_PROBLEM_
Write out the records beneath this line exactly as they appear, minus any images.

==*==

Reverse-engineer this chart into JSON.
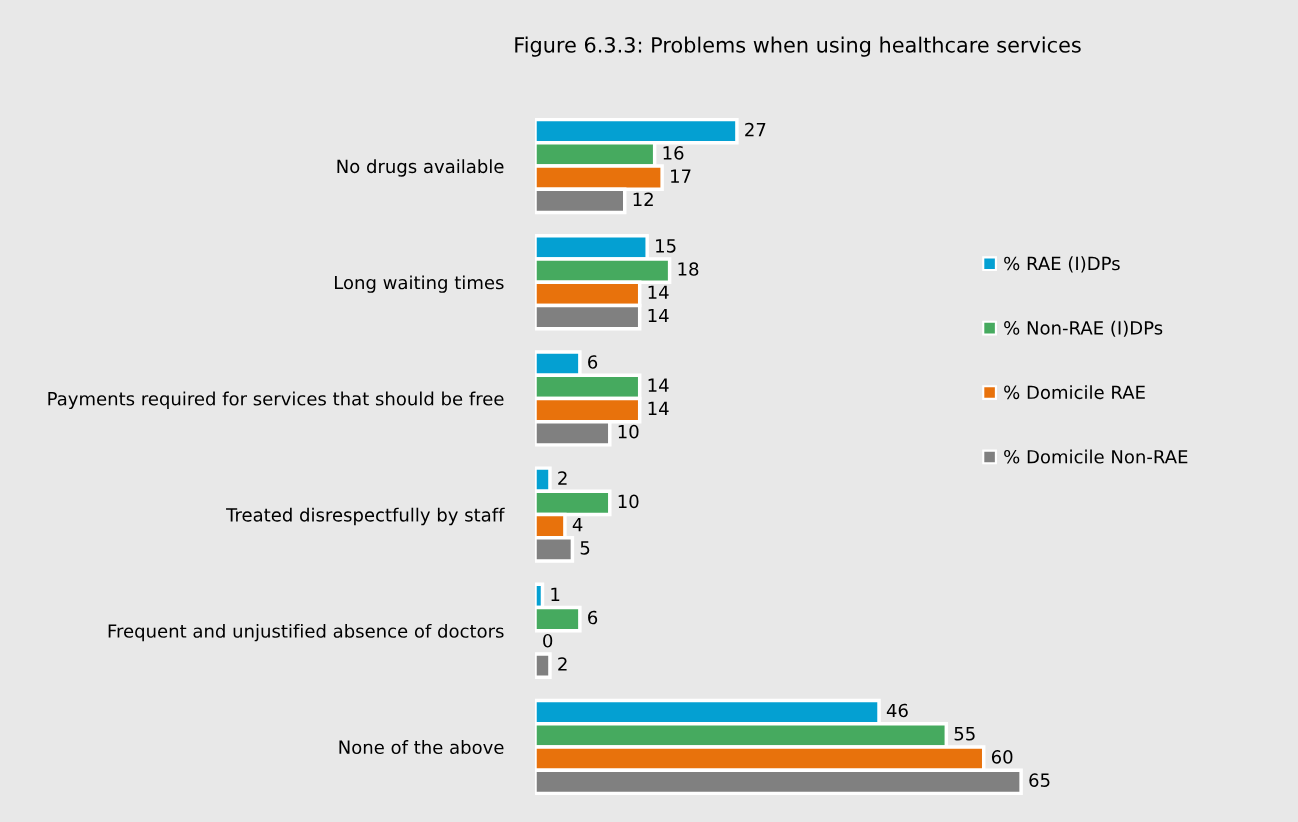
{
  "chart_data": {
    "type": "bar",
    "orientation": "horizontal",
    "title": "Figure 6.3.3: Problems when using healthcare services",
    "categories": [
      "No drugs available",
      "Long waiting times",
      "Payments required for services that should be free",
      "Treated disrespectfully by staff",
      "Frequent and unjustified absence of doctors",
      "None of the above"
    ],
    "series": [
      {
        "name": "% RAE (I)DPs",
        "color": "#04a0d2",
        "values": [
          27,
          15,
          6,
          2,
          1,
          46
        ]
      },
      {
        "name": "% Non-RAE (I)DPs",
        "color": "#46aa5f",
        "values": [
          16,
          18,
          14,
          10,
          6,
          55
        ]
      },
      {
        "name": "% Domicile RAE",
        "color": "#e8720c",
        "values": [
          17,
          14,
          14,
          4,
          0,
          60
        ]
      },
      {
        "name": "% Domicile Non-RAE",
        "color": "#808080",
        "values": [
          12,
          14,
          10,
          5,
          2,
          65
        ]
      }
    ],
    "data_labels": true,
    "legend": "right",
    "grid": false
  }
}
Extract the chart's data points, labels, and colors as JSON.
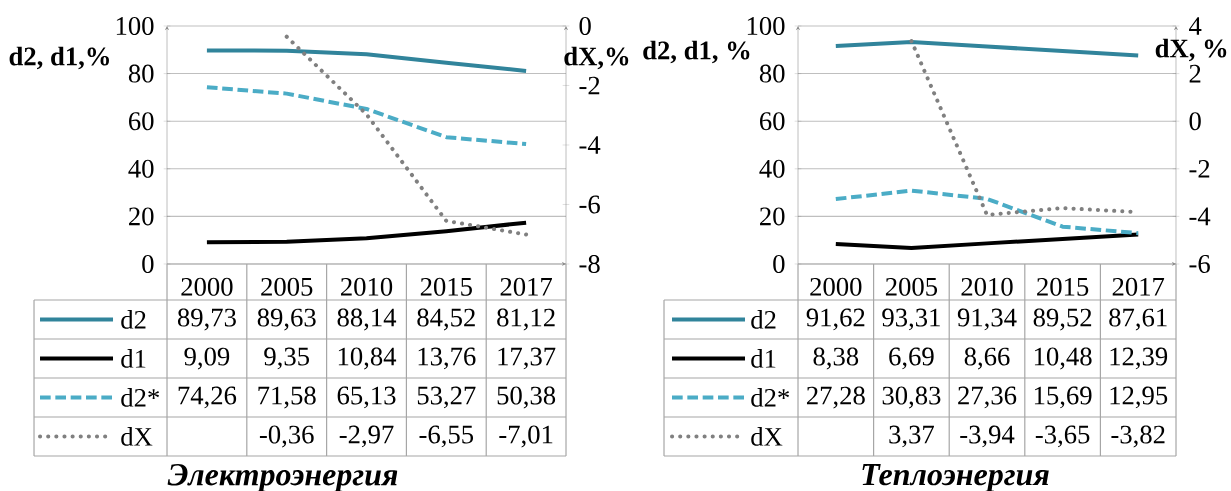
{
  "chart_data": [
    {
      "type": "line",
      "title": "Электроэнергия",
      "ylabel": "d2, d1,%",
      "y2label": "dX,%",
      "categories": [
        "2000",
        "2005",
        "2010",
        "2015",
        "2017"
      ],
      "ylim": [
        0,
        100
      ],
      "yticks": [
        0,
        20,
        40,
        60,
        80,
        100
      ],
      "y2lim": [
        -8,
        0
      ],
      "y2ticks": [
        -8,
        -6,
        -4,
        -2,
        0
      ],
      "grid": "y",
      "legend": "bottom",
      "series": [
        {
          "name": "d2",
          "color": "#31849b",
          "line_style": "solid",
          "values": [
            89.73,
            89.63,
            88.14,
            84.52,
            81.12
          ],
          "value_labels": [
            "89,73",
            "89,63",
            "88,14",
            "84,52",
            "81,12"
          ]
        },
        {
          "name": "d1",
          "color": "#000000",
          "line_style": "solid",
          "values": [
            9.09,
            9.35,
            10.84,
            13.76,
            17.37
          ],
          "value_labels": [
            "9,09",
            "9,35",
            "10,84",
            "13,76",
            "17,37"
          ]
        },
        {
          "name": "d2*",
          "color": "#4bacc6",
          "line_style": "dashed",
          "values": [
            74.26,
            71.58,
            65.13,
            53.27,
            50.38
          ],
          "value_labels": [
            "74,26",
            "71,58",
            "65,13",
            "53,27",
            "50,38"
          ]
        },
        {
          "name": "dX",
          "color": "#808080",
          "line_style": "dotted",
          "axis": "y2",
          "values": [
            null,
            -0.36,
            -2.97,
            -6.55,
            -7.01
          ],
          "value_labels": [
            null,
            "-0,36",
            "-2,97",
            "-6,55",
            "-7,01"
          ]
        }
      ]
    },
    {
      "type": "line",
      "title": "Теплоэнергия",
      "ylabel": "d2, d1, %",
      "y2label": "dX, %",
      "categories": [
        "2000",
        "2005",
        "2010",
        "2015",
        "2017"
      ],
      "ylim": [
        0,
        100
      ],
      "yticks": [
        0,
        20,
        40,
        60,
        80,
        100
      ],
      "y2lim": [
        -6,
        4
      ],
      "y2ticks": [
        -6,
        -4,
        -2,
        0,
        2,
        4
      ],
      "grid": "y",
      "legend": "bottom",
      "series": [
        {
          "name": "d2",
          "color": "#31849b",
          "line_style": "solid",
          "values": [
            91.62,
            93.31,
            91.34,
            89.52,
            87.61
          ],
          "value_labels": [
            "91,62",
            "93,31",
            "91,34",
            "89,52",
            "87,61"
          ]
        },
        {
          "name": "d1",
          "color": "#000000",
          "line_style": "solid",
          "values": [
            8.38,
            6.69,
            8.66,
            10.48,
            12.39
          ],
          "value_labels": [
            "8,38",
            "6,69",
            "8,66",
            "10,48",
            "12,39"
          ]
        },
        {
          "name": "d2*",
          "color": "#4bacc6",
          "line_style": "dashed",
          "values": [
            27.28,
            30.83,
            27.36,
            15.69,
            12.95
          ],
          "value_labels": [
            "27,28",
            "30,83",
            "27,36",
            "15,69",
            "12,95"
          ]
        },
        {
          "name": "dX",
          "color": "#808080",
          "line_style": "dotted",
          "axis": "y2",
          "values": [
            null,
            3.37,
            -3.94,
            -3.65,
            -3.82
          ],
          "value_labels": [
            null,
            "3,37",
            "-3,94",
            "-3,65",
            "-3,82"
          ]
        }
      ]
    }
  ]
}
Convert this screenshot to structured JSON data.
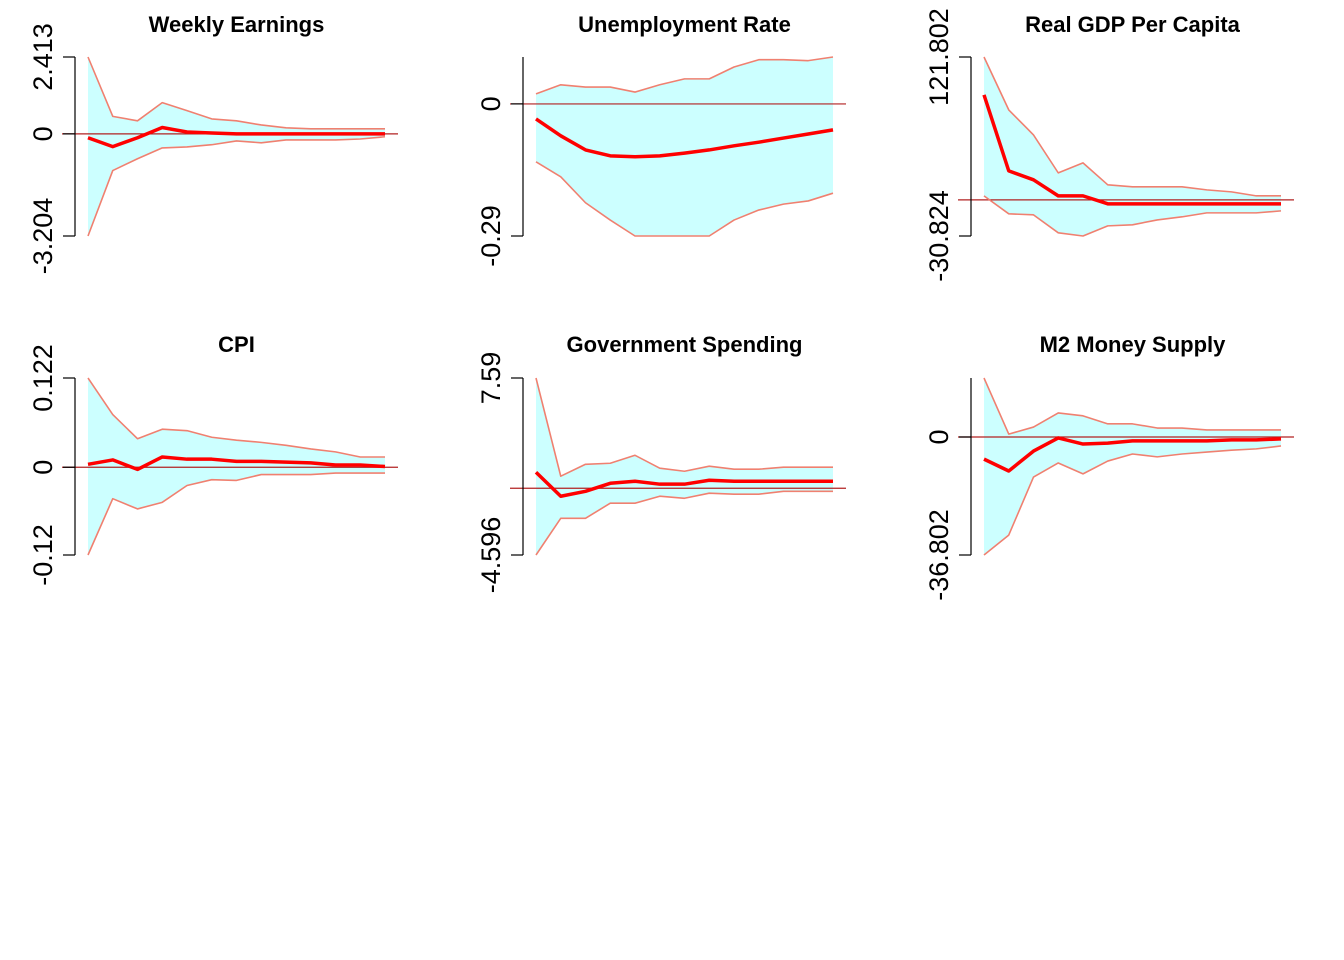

==*==

_OUTPUT_
Reverse-engineer this chart into JSON.
{
  "chart_data": {
    "type": "bar",
    "orientation": "horizontal",
    "title": "Figure 6.3.3: Problems when using healthcare services",
    "categories": [
      "No drugs available",
      "Long waiting times",
      "Payments required for services that should be free",
      "Treated disrespectfully by staff",
      "Frequent and unjustified absence of doctors",
      "None of the above"
    ],
    "series": [
      {
        "name": "% RAE (I)DPs",
        "color": "#04a0d2",
        "values": [
          27,
          15,
          6,
          2,
          1,
          46
        ]
      },
      {
        "name": "% Non-RAE (I)DPs",
        "color": "#46aa5f",
        "values": [
          16,
          18,
          14,
          10,
          6,
          55
        ]
      },
      {
        "name": "% Domicile RAE",
        "color": "#e8720c",
        "values": [
          17,
          14,
          14,
          4,
          0,
          60
        ]
      },
      {
        "name": "% Domicile Non-RAE",
        "color": "#808080",
        "values": [
          12,
          14,
          10,
          5,
          2,
          65
        ]
      }
    ],
    "data_labels": true,
    "legend": "right",
    "grid": false
  }
}
Extract the chart's data points, labels, and colors as JSON.
{
  "chart_data": [
    {
      "type": "line",
      "title": "Электроэнергия",
      "ylabel": "d2, d1,%",
      "y2label": "dX,%",
      "categories": [
        "2000",
        "2005",
        "2010",
        "2015",
        "2017"
      ],
      "ylim": [
        0,
        100
      ],
      "yticks": [
        0,
        20,
        40,
        60,
        80,
        100
      ],
      "y2lim": [
        -8,
        0
      ],
      "y2ticks": [
        -8,
        -6,
        -4,
        -2,
        0
      ],
      "grid": "y",
      "legend": "bottom",
      "series": [
        {
          "name": "d2",
          "color": "#31849b",
          "line_style": "solid",
          "values": [
            89.73,
            89.63,
            88.14,
            84.52,
            81.12
          ],
          "value_labels": [
            "89,73",
            "89,63",
            "88,14",
            "84,52",
            "81,12"
          ]
        },
        {
          "name": "d1",
          "color": "#000000",
          "line_style": "solid",
          "values": [
            9.09,
            9.35,
            10.84,
            13.76,
            17.37
          ],
          "value_labels": [
            "9,09",
            "9,35",
            "10,84",
            "13,76",
            "17,37"
          ]
        },
        {
          "name": "d2*",
          "color": "#4bacc6",
          "line_style": "dashed",
          "values": [
            74.26,
            71.58,
            65.13,
            53.27,
            50.38
          ],
          "value_labels": [
            "74,26",
            "71,58",
            "65,13",
            "53,27",
            "50,38"
          ]
        },
        {
          "name": "dX",
          "color": "#808080",
          "line_style": "dotted",
          "axis": "y2",
          "values": [
            null,
            -0.36,
            -2.97,
            -6.55,
            -7.01
          ],
          "value_labels": [
            null,
            "-0,36",
            "-2,97",
            "-6,55",
            "-7,01"
          ]
        }
      ]
    },
    {
      "type": "line",
      "title": "Теплоэнергия",
      "ylabel": "d2, d1, %",
      "y2label": "dX, %",
      "categories": [
        "2000",
        "2005",
        "2010",
        "2015",
        "2017"
      ],
      "ylim": [
        0,
        100
      ],
      "yticks": [
        0,
        20,
        40,
        60,
        80,
        100
      ],
      "y2lim": [
        -6,
        4
      ],
      "y2ticks": [
        -6,
        -4,
        -2,
        0,
        2,
        4
      ],
      "grid": "y",
      "legend": "bottom",
      "series": [
        {
          "name": "d2",
          "color": "#31849b",
          "line_style": "solid",
          "values": [
            91.62,
            93.31,
            91.34,
            89.52,
            87.61
          ],
          "value_labels": [
            "91,62",
            "93,31",
            "91,34",
            "89,52",
            "87,61"
          ]
        },
        {
          "name": "d1",
          "color": "#000000",
          "line_style": "solid",
          "values": [
            8.38,
            6.69,
            8.66,
            10.48,
            12.39
          ],
          "value_labels": [
            "8,38",
            "6,69",
            "8,66",
            "10,48",
            "12,39"
          ]
        },
        {
          "name": "d2*",
          "color": "#4bacc6",
          "line_style": "dashed",
          "values": [
            27.28,
            30.83,
            27.36,
            15.69,
            12.95
          ],
          "value_labels": [
            "27,28",
            "30,83",
            "27,36",
            "15,69",
            "12,95"
          ]
        },
        {
          "name": "dX",
          "color": "#808080",
          "line_style": "dotted",
          "axis": "y2",
          "values": [
            null,
            3.37,
            -3.94,
            -3.65,
            -3.82
          ],
          "value_labels": [
            null,
            "3,37",
            "-3,94",
            "-3,65",
            "-3,82"
          ]
        }
      ]
    }
  ]
}
Convert this screenshot to structured JSON data.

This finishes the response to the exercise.